Data records

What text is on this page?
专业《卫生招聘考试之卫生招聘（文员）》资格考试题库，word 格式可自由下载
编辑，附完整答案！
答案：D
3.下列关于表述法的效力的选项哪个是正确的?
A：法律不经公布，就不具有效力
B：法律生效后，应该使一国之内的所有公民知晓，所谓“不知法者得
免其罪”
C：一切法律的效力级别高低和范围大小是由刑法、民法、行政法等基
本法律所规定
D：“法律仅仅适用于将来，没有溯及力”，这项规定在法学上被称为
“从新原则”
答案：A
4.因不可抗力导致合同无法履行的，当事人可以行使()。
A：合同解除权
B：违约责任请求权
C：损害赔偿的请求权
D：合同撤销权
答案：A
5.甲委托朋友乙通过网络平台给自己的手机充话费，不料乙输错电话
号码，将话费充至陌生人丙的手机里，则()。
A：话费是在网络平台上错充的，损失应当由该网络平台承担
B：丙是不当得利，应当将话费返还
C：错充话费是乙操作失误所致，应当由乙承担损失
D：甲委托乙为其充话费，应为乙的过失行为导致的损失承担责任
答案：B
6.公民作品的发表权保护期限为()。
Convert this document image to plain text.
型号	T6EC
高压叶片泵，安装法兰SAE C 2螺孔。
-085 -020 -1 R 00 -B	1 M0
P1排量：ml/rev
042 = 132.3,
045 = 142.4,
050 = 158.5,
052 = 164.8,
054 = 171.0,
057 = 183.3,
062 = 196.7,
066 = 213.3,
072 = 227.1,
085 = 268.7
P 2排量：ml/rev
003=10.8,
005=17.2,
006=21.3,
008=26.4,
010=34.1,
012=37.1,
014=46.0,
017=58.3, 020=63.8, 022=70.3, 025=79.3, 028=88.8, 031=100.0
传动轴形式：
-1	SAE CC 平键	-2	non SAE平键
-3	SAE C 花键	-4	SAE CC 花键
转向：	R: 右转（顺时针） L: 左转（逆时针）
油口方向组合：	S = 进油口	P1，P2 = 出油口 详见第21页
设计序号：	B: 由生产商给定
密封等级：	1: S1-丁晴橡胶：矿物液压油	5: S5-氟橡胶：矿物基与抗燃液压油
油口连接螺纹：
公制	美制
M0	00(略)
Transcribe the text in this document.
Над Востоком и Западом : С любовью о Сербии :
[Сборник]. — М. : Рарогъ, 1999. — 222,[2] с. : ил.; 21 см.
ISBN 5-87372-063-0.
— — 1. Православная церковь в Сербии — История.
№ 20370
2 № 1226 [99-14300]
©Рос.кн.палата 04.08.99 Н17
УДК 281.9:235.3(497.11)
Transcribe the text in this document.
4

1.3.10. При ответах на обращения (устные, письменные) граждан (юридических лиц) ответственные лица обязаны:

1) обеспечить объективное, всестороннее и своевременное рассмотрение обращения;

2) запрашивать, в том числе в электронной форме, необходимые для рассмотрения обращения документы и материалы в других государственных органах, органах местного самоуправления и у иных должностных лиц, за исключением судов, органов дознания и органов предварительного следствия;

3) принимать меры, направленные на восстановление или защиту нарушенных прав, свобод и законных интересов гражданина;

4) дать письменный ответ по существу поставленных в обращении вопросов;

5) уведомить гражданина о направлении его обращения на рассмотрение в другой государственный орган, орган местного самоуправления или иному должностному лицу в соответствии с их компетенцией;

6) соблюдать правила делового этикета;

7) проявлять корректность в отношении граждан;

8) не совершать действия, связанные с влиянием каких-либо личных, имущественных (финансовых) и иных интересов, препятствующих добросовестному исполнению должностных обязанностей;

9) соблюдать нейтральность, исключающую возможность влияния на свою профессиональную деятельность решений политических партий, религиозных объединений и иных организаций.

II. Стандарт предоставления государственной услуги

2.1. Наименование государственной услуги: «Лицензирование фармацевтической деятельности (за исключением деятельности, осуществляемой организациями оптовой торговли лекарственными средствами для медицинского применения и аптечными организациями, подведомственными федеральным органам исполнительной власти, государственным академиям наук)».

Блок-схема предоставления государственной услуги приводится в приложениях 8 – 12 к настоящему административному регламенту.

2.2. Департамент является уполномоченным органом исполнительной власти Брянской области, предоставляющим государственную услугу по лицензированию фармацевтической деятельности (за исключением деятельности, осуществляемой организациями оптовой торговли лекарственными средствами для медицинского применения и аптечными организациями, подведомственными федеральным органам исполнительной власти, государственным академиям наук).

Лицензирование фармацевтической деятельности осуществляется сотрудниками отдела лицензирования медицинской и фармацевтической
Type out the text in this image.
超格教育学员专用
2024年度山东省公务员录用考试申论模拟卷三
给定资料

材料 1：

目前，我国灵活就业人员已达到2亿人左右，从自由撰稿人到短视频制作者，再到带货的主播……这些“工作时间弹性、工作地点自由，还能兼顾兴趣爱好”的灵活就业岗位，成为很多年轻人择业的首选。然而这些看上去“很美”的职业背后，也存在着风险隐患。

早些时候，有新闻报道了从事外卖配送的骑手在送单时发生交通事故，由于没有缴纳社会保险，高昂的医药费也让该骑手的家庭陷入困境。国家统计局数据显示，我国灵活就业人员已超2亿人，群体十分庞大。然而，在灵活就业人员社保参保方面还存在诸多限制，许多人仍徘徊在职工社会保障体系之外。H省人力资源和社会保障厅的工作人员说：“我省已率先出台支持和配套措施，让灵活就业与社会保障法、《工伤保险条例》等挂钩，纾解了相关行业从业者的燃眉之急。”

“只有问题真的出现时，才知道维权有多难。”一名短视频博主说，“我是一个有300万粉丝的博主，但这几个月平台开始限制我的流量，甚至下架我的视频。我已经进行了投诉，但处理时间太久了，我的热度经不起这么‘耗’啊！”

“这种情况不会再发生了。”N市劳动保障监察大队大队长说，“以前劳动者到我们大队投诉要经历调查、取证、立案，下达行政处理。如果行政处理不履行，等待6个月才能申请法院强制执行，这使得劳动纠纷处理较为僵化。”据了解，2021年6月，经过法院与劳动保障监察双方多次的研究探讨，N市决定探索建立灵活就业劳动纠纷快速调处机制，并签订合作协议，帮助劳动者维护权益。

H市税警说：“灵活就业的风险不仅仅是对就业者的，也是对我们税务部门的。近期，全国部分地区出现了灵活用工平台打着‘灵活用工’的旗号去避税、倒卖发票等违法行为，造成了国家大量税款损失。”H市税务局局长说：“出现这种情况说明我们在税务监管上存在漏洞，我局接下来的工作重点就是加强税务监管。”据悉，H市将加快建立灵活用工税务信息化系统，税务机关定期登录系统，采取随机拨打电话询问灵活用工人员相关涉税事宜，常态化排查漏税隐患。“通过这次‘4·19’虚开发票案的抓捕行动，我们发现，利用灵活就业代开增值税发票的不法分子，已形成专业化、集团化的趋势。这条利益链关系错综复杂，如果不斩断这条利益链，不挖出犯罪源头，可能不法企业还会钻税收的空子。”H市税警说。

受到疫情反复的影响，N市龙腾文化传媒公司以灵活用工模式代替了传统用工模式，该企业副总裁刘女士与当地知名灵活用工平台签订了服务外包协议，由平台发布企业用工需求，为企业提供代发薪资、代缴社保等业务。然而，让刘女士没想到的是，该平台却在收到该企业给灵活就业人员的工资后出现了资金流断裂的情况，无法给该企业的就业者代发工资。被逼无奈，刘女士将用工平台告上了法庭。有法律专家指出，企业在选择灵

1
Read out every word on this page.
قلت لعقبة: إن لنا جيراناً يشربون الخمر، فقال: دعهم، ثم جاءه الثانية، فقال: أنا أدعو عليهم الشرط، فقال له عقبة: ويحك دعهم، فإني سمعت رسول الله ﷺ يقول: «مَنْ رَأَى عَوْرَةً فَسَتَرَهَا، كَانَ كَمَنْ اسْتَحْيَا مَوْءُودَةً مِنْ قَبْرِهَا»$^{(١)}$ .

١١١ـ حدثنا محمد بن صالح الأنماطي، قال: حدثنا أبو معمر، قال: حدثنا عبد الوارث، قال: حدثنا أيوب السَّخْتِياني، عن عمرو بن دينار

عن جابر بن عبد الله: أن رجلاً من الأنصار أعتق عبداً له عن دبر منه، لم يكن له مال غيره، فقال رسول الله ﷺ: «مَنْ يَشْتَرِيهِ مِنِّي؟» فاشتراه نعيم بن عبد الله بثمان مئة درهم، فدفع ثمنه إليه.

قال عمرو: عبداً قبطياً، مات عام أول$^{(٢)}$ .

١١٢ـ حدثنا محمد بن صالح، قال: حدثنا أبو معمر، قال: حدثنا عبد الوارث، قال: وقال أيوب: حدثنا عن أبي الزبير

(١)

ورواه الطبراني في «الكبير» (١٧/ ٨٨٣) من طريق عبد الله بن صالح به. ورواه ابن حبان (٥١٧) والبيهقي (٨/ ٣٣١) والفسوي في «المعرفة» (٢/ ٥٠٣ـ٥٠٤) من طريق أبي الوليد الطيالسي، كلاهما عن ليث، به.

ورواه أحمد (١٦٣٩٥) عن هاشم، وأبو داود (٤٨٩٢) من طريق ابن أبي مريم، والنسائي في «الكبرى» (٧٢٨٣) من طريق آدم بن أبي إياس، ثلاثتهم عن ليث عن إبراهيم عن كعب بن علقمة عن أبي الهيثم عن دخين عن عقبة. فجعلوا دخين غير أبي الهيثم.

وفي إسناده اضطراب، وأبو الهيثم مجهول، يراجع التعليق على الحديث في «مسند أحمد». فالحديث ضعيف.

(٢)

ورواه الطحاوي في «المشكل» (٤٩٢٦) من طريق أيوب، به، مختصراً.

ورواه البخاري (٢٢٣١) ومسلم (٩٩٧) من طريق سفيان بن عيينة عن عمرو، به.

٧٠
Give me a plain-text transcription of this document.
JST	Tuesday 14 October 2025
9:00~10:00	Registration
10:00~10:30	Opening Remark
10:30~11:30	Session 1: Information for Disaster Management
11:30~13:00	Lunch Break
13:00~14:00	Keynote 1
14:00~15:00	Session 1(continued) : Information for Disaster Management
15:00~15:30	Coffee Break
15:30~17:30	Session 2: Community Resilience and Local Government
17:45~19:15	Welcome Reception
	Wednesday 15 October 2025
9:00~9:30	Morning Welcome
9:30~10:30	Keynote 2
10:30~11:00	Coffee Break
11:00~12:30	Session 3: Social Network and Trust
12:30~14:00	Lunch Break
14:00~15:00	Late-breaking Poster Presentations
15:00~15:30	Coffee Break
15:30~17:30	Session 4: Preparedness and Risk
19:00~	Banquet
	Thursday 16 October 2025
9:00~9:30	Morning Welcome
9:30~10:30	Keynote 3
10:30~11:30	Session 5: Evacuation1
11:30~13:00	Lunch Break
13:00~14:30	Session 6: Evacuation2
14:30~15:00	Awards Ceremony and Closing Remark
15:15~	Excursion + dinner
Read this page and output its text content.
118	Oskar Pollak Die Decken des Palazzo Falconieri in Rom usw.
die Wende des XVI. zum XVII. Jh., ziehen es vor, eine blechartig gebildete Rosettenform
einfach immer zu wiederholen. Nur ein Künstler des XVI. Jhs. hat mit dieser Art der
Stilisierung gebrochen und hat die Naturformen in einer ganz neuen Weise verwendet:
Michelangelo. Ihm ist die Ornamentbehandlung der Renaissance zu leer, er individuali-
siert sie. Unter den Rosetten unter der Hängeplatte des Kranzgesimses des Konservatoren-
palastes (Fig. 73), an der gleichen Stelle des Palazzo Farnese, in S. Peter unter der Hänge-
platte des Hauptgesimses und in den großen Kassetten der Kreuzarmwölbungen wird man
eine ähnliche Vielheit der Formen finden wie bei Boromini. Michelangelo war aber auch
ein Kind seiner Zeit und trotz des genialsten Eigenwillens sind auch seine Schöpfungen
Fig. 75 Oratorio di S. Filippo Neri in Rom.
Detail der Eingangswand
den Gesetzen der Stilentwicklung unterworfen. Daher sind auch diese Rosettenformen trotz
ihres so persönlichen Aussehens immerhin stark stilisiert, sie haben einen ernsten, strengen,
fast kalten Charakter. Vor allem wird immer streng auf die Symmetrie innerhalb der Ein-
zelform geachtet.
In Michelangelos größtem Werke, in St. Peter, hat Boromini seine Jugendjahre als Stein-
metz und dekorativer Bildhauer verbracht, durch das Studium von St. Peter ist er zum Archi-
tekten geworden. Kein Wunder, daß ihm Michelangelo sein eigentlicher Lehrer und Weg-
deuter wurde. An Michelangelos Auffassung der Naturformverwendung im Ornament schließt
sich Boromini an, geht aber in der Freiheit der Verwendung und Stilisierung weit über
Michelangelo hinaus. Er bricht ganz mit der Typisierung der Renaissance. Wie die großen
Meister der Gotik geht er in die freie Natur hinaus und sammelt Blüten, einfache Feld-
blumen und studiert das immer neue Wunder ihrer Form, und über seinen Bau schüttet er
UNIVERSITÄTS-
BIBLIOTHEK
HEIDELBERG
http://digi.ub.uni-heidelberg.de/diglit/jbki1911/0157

▸ What you should do
Look through the listing and extract every line with "Disaster" in it.

▸ Result
10:30~11:30	Session 1: Information for Disaster Management
14:00~15:00	Session 1(continued) : Information for Disaster Management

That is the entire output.